== RECORDS FOR THE EXERCISE
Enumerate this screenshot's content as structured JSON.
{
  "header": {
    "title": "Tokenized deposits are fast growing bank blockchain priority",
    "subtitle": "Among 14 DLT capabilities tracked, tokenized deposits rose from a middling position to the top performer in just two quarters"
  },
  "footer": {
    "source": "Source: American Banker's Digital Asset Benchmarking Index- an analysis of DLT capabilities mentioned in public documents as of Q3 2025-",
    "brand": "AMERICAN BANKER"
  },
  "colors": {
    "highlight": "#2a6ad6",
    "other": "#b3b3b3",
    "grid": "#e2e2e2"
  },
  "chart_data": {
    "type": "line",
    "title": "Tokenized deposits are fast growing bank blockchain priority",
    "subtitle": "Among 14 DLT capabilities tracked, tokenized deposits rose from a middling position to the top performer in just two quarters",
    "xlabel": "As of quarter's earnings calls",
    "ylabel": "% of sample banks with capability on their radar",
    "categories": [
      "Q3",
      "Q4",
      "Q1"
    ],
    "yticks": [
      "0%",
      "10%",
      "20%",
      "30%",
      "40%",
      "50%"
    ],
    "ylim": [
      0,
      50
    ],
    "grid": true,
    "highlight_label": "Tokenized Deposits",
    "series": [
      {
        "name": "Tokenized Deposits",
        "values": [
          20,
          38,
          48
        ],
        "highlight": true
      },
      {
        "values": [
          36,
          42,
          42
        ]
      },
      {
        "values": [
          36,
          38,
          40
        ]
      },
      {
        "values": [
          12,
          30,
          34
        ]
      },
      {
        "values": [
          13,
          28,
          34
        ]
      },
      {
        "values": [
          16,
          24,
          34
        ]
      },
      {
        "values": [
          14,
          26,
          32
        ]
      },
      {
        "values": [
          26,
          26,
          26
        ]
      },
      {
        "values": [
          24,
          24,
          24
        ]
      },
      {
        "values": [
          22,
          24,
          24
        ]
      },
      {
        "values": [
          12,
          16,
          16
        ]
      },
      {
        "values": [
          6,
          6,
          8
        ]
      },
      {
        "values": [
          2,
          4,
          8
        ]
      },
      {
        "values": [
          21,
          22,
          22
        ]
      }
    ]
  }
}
====
• [TO BE DONE]:
Scan the material above for the word "tracked". Copy each line where it occurs.

• [EXERCISE RESPONSE]:
    "subtitle": "Among 14 DLT capabilities tracked, tokenized deposits rose from a middling position to the top performer in just two quarters"
    "subtitle": "Among 14 DLT capabilities tracked, tokenized deposits rose from a middling position to the top performer in just two quarters",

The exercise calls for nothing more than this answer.